* _MATERIALS PROVIDED_
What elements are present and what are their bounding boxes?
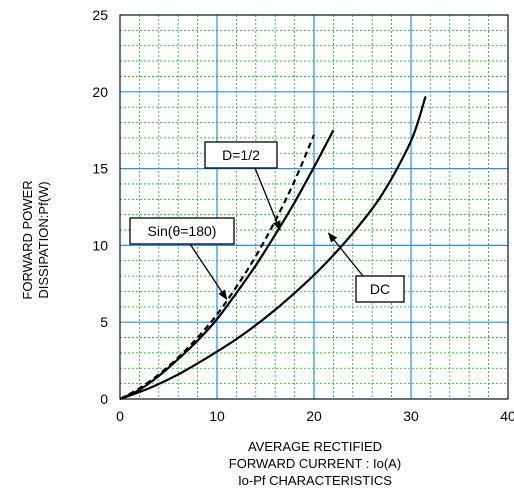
x-tick-label: 0 [116,408,124,424]
callout-label: Sin(θ=180) [148,223,217,239]
chart-title: Io-Pf CHARACTERISTICS [238,473,392,488]
grid [119,14,509,400]
series-line-0 [119,129,335,400]
series-group [119,96,427,401]
callout-2: DC [327,232,405,303]
callout-box [129,217,235,245]
callout-box [204,141,278,169]
x-tick-label: 20 [306,408,322,424]
y-tick-label: 5 [100,314,108,330]
x-tick-label: 30 [403,408,419,424]
callout-arrow [189,243,228,300]
x-tick-labels: 0 10 20 30 40 [116,408,514,424]
plot-frame [119,14,509,400]
callout-0: D=1/2 [204,141,281,231]
x-axis-label-line2: FORWARD CURRENT : Io(A) [229,456,401,471]
callout-label: DC [370,281,390,297]
y-tick-label: 20 [92,84,108,100]
annotations: D=1/2 Sin(θ=180) DC [129,141,405,303]
y-axis-label-line1: FORWARD POWER [20,180,35,299]
callout-label: D=1/2 [222,147,260,163]
callout-arrow [327,232,364,277]
y-tick-label: 25 [92,7,108,23]
x-axis-label-line1: AVERAGE RECTIFIED [248,439,382,454]
y-tick-label: 0 [100,391,108,407]
y-tick-labels: 0 5 10 15 20 25 [92,7,108,407]
y-tick-label: 15 [92,161,108,177]
callout-box [355,275,405,303]
series-line-2 [119,96,427,401]
callout-1: Sin(θ=180) [129,217,235,300]
x-tick-label: 40 [500,408,514,424]
x-tick-label: 10 [209,408,225,424]
y-tick-label: 10 [92,237,108,253]
y-axis-label-line2: DISSIPATION:Pf(W) [36,181,51,298]
callout-arrow [254,167,281,231]
series-line-1 [119,134,316,400]
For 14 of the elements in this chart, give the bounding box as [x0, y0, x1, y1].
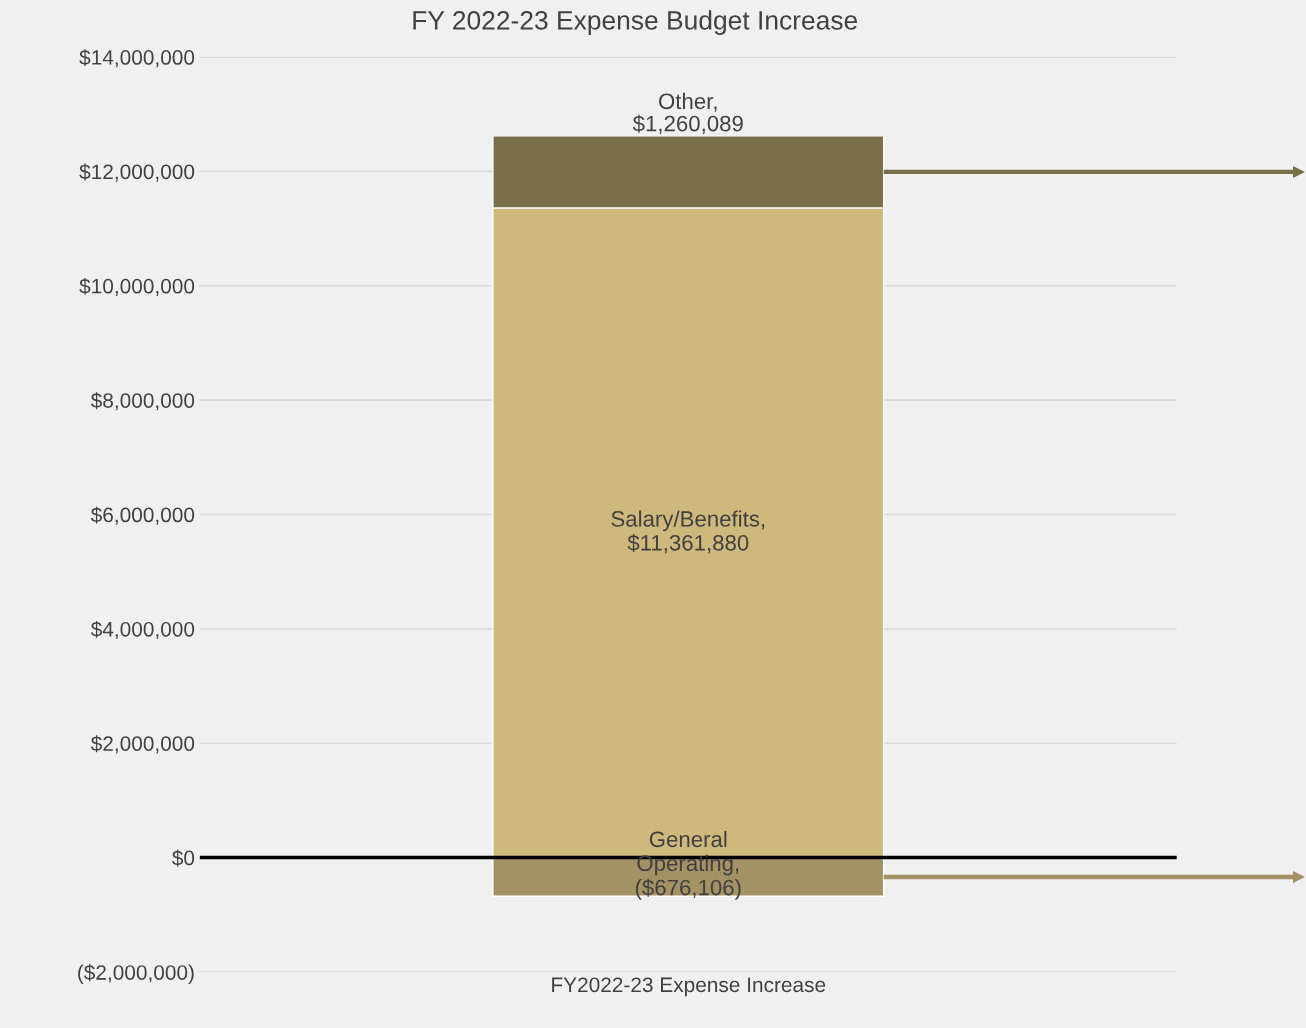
y-tick-label: $8,000,000	[90, 392, 195, 411]
y-tick-label: $2,000,000	[90, 735, 195, 754]
x-tick-label: FY2022-23 Expense Increase	[552, 977, 826, 997]
y-tick-label: $14,000,000	[79, 49, 195, 68]
y-tick-label: ($2,000,000)	[78, 964, 194, 984]
y-tick-label: $10,000,000	[79, 277, 195, 296]
y-tick-label: $0	[172, 849, 195, 867]
chart-title: FY 2022-23 Expense Budget Increase	[413, 10, 858, 35]
y-tick-label: $4,000,000	[90, 621, 195, 640]
data-label: Other, $1,260,089	[632, 92, 743, 135]
y-tick-label: $6,000,000	[90, 506, 195, 525]
data-label: Salary/Benefits, $11,361,880	[611, 510, 765, 554]
data-label: General Operating, ($676,106)	[635, 830, 741, 900]
y-tick-label: $12,000,000	[79, 163, 195, 182]
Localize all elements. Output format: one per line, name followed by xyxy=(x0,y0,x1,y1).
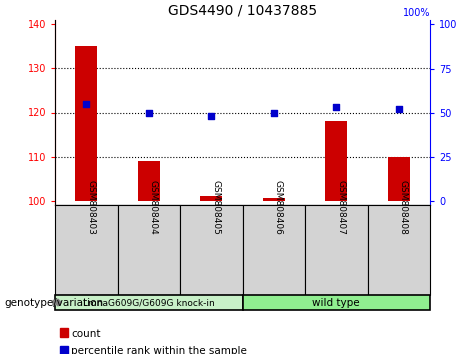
Text: wild type: wild type xyxy=(313,297,360,308)
Bar xyxy=(55,205,118,295)
Text: 100%: 100% xyxy=(402,8,430,18)
Text: count: count xyxy=(71,329,100,338)
Text: GSM808405: GSM808405 xyxy=(211,180,220,235)
Text: GSM808408: GSM808408 xyxy=(399,180,408,235)
Bar xyxy=(388,156,410,201)
Title: GDS4490 / 10437885: GDS4490 / 10437885 xyxy=(168,4,317,17)
Point xyxy=(207,113,215,119)
Text: genotype/variation: genotype/variation xyxy=(5,297,104,308)
Bar xyxy=(367,205,430,295)
Bar xyxy=(201,196,222,201)
Text: LmnaG609G/G609G knock-in: LmnaG609G/G609G knock-in xyxy=(83,298,215,307)
Point xyxy=(395,106,402,112)
Text: GSM808406: GSM808406 xyxy=(274,180,283,235)
Bar xyxy=(138,161,160,201)
Point xyxy=(145,110,153,115)
Bar xyxy=(75,46,97,201)
Text: GSM808404: GSM808404 xyxy=(149,180,158,235)
Text: percentile rank within the sample: percentile rank within the sample xyxy=(71,346,247,354)
Bar xyxy=(263,198,285,201)
Bar xyxy=(180,205,242,295)
Text: GSM808403: GSM808403 xyxy=(86,180,95,235)
Bar xyxy=(55,295,242,310)
Point xyxy=(270,110,278,115)
Bar xyxy=(242,295,430,310)
Point xyxy=(332,104,340,110)
Bar xyxy=(118,205,180,295)
Bar xyxy=(242,205,305,295)
Bar xyxy=(325,121,347,201)
Text: GSM808407: GSM808407 xyxy=(336,180,345,235)
Bar xyxy=(305,205,367,295)
Point xyxy=(83,101,90,107)
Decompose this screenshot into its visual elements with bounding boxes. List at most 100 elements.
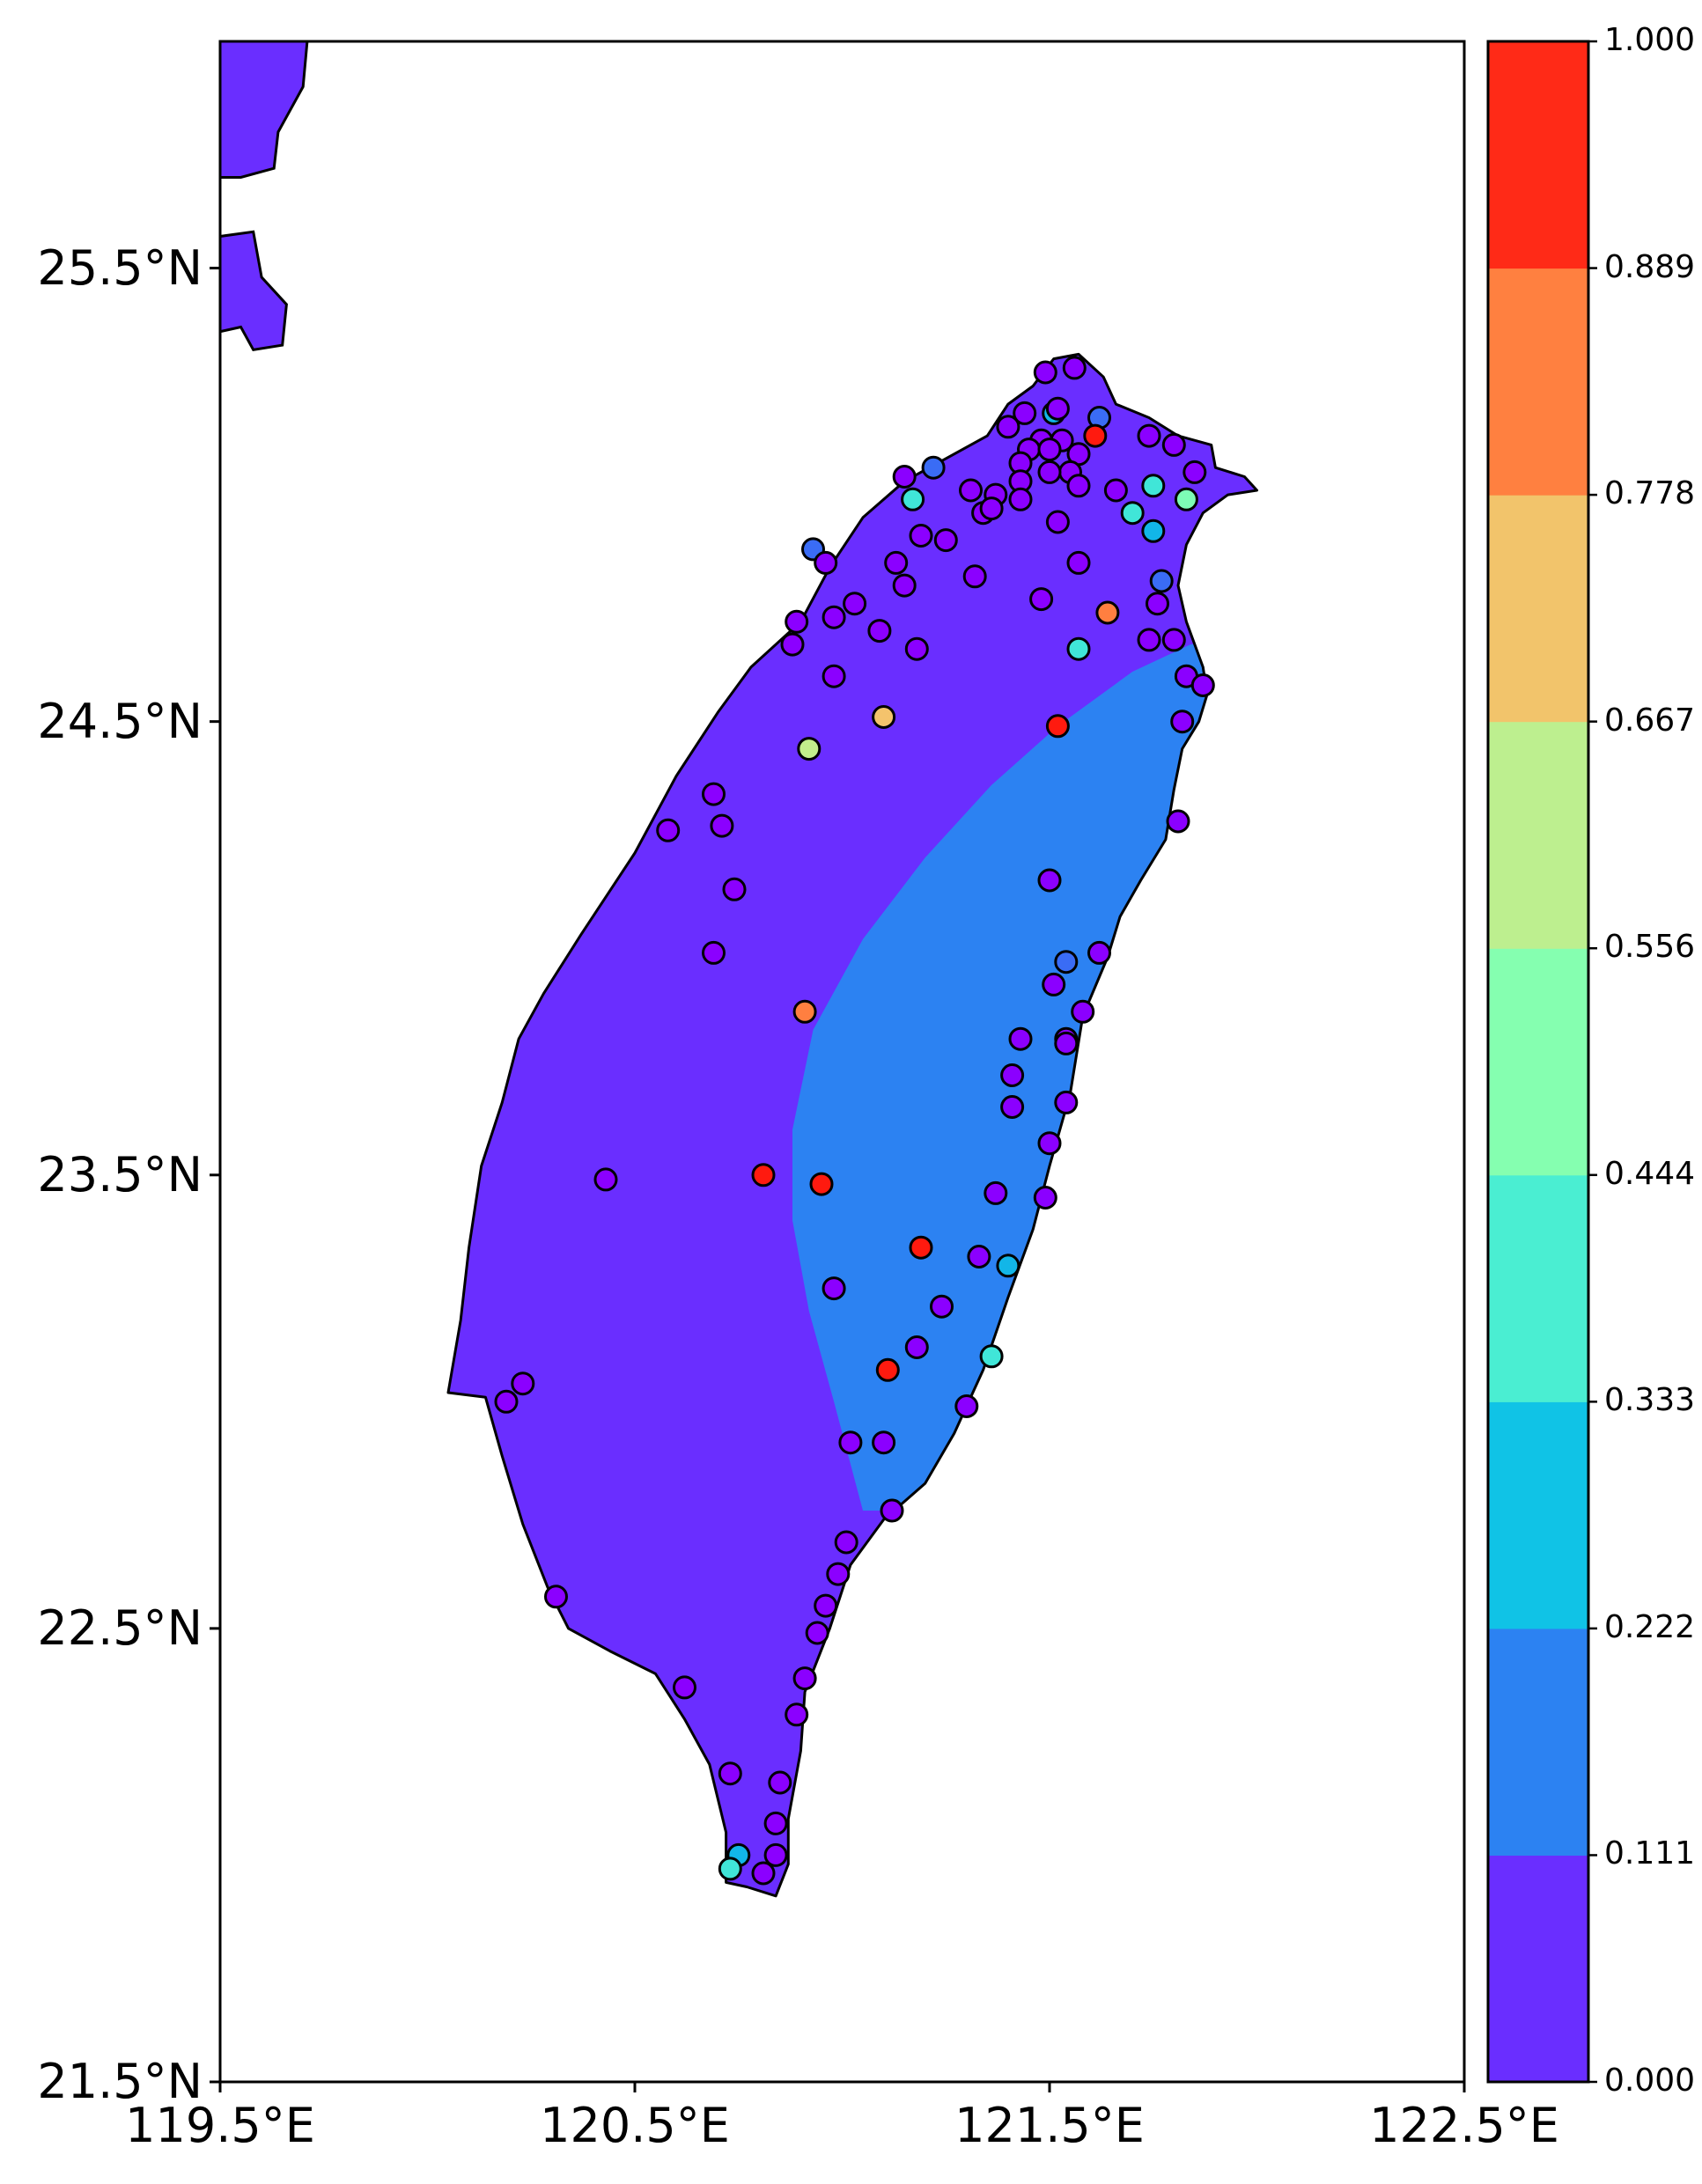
station-point <box>1029 587 1054 612</box>
station-point <box>751 1861 776 1886</box>
station-layer <box>494 356 1215 1886</box>
station-point <box>979 1344 1004 1369</box>
fujian-coastline-south <box>218 230 288 351</box>
station-point <box>1037 438 1062 462</box>
station-point <box>1095 600 1120 625</box>
station-point <box>822 664 846 688</box>
station-point <box>904 636 929 661</box>
station-point <box>1071 999 1095 1024</box>
station-point <box>1103 478 1128 503</box>
station-point <box>984 1180 1008 1205</box>
station-point <box>1120 501 1145 526</box>
station-point <box>822 605 846 629</box>
station-point <box>1033 360 1057 385</box>
station-point <box>1146 592 1169 616</box>
station-point <box>797 737 822 761</box>
lat-tick-label: 25.5°N <box>37 239 203 296</box>
station-point <box>593 1167 618 1192</box>
station-point <box>1008 1026 1033 1051</box>
station-point <box>785 1702 809 1727</box>
station-point <box>892 573 917 598</box>
station-point <box>875 1357 900 1382</box>
station-point <box>921 455 946 480</box>
station-point <box>718 1857 742 1881</box>
station-point <box>710 813 734 838</box>
station-point <box>805 1621 829 1645</box>
station-point <box>763 1842 788 1867</box>
station-point <box>792 999 817 1024</box>
fujian-coast-north <box>220 41 307 178</box>
colorbar-border <box>1486 40 1590 2084</box>
station-point <box>1045 714 1070 739</box>
fujian-coast-south <box>220 232 287 350</box>
station-point <box>892 465 917 489</box>
station-point <box>904 1335 929 1359</box>
station-point <box>1141 474 1166 498</box>
station-point <box>1166 809 1190 834</box>
station-point <box>826 1562 851 1586</box>
colorbar-tick-label: 0.778 <box>1604 475 1696 512</box>
station-point <box>702 940 726 965</box>
lon-tick-label: 121.5°E <box>954 2098 1145 2153</box>
station-point <box>933 528 958 553</box>
colorbar-tick-label: 1.000 <box>1604 22 1696 58</box>
taiwan-coastline <box>446 352 1258 1898</box>
station-point <box>967 1245 991 1268</box>
station-point <box>768 1770 792 1795</box>
station-point <box>1037 1131 1062 1156</box>
coastline-layer <box>218 40 1258 1898</box>
station-point <box>880 1498 904 1523</box>
fujian-coastline-north <box>218 40 309 179</box>
colorbar-tick-label: 0.667 <box>1604 702 1696 739</box>
colorbar-segment <box>1488 721 1588 949</box>
tick-layer <box>210 267 1466 2092</box>
lon-tick-label: 122.5°E <box>1369 2098 1559 2153</box>
station-point <box>1066 636 1091 661</box>
station-point <box>872 1430 896 1455</box>
station-point <box>1161 628 1186 652</box>
station-point <box>1045 510 1070 534</box>
colorbar-segment <box>1488 268 1588 496</box>
station-point <box>1033 1186 1057 1210</box>
station-point <box>1037 460 1062 484</box>
station-point <box>884 550 909 575</box>
station-point <box>1037 868 1062 893</box>
station-point <box>763 1811 788 1835</box>
station-point <box>1013 401 1037 425</box>
station-point <box>1141 518 1166 543</box>
station-point <box>909 524 933 548</box>
station-point <box>1045 396 1070 421</box>
station-point <box>959 478 983 503</box>
station-point <box>544 1585 568 1609</box>
station-point <box>1054 1090 1079 1114</box>
colorbar-segment <box>1488 495 1588 723</box>
station-point <box>1087 940 1111 965</box>
station-point <box>1149 569 1174 593</box>
station-point <box>954 1394 979 1418</box>
lat-tick-label: 22.5°N <box>37 1599 203 1656</box>
lat-tick-label: 21.5°N <box>37 2054 203 2109</box>
station-point <box>834 1530 858 1555</box>
station-point <box>1000 1063 1025 1087</box>
station-point <box>996 1254 1020 1278</box>
station-point <box>1008 487 1033 511</box>
colorbar-tick-label: 0.222 <box>1604 1608 1696 1645</box>
colorbar-segment <box>1488 1628 1588 1856</box>
station-point <box>838 1430 863 1455</box>
colorbar-tick-label: 0.111 <box>1604 1835 1696 1872</box>
station-point <box>814 1593 838 1618</box>
station-point <box>979 496 1004 521</box>
station-point <box>867 619 892 643</box>
station-point <box>962 564 987 589</box>
colorbar-tick-label: 0.000 <box>1604 2063 1696 2099</box>
station-point <box>996 415 1020 439</box>
colorbar-segment <box>1488 1401 1588 1629</box>
station-point <box>722 877 747 901</box>
station-point <box>809 1172 834 1196</box>
station-point <box>1083 423 1108 448</box>
station-point <box>718 1761 742 1786</box>
station-point <box>1066 474 1091 498</box>
station-point <box>494 1389 519 1414</box>
station-point <box>814 550 838 575</box>
station-point <box>780 632 805 657</box>
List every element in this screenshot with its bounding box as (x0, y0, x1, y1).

* _TASK DIRECTIONS_
Copy the lines from the one containing "station-point <box>1029 587 1054 612</box>" through the one containing "station-point <box>1071 999 1095 1024</box>", inclusive, without changing anything.

* _SOLUTION_
station-point <box>1029 587 1054 612</box>
station-point <box>751 1861 776 1886</box>
station-layer <box>494 356 1215 1886</box>
station-point <box>979 1344 1004 1369</box>
fujian-coastline-south <box>218 230 288 351</box>
station-point <box>1037 438 1062 462</box>
station-point <box>1095 600 1120 625</box>
station-point <box>822 664 846 688</box>
station-point <box>904 636 929 661</box>
station-point <box>1071 999 1095 1024</box>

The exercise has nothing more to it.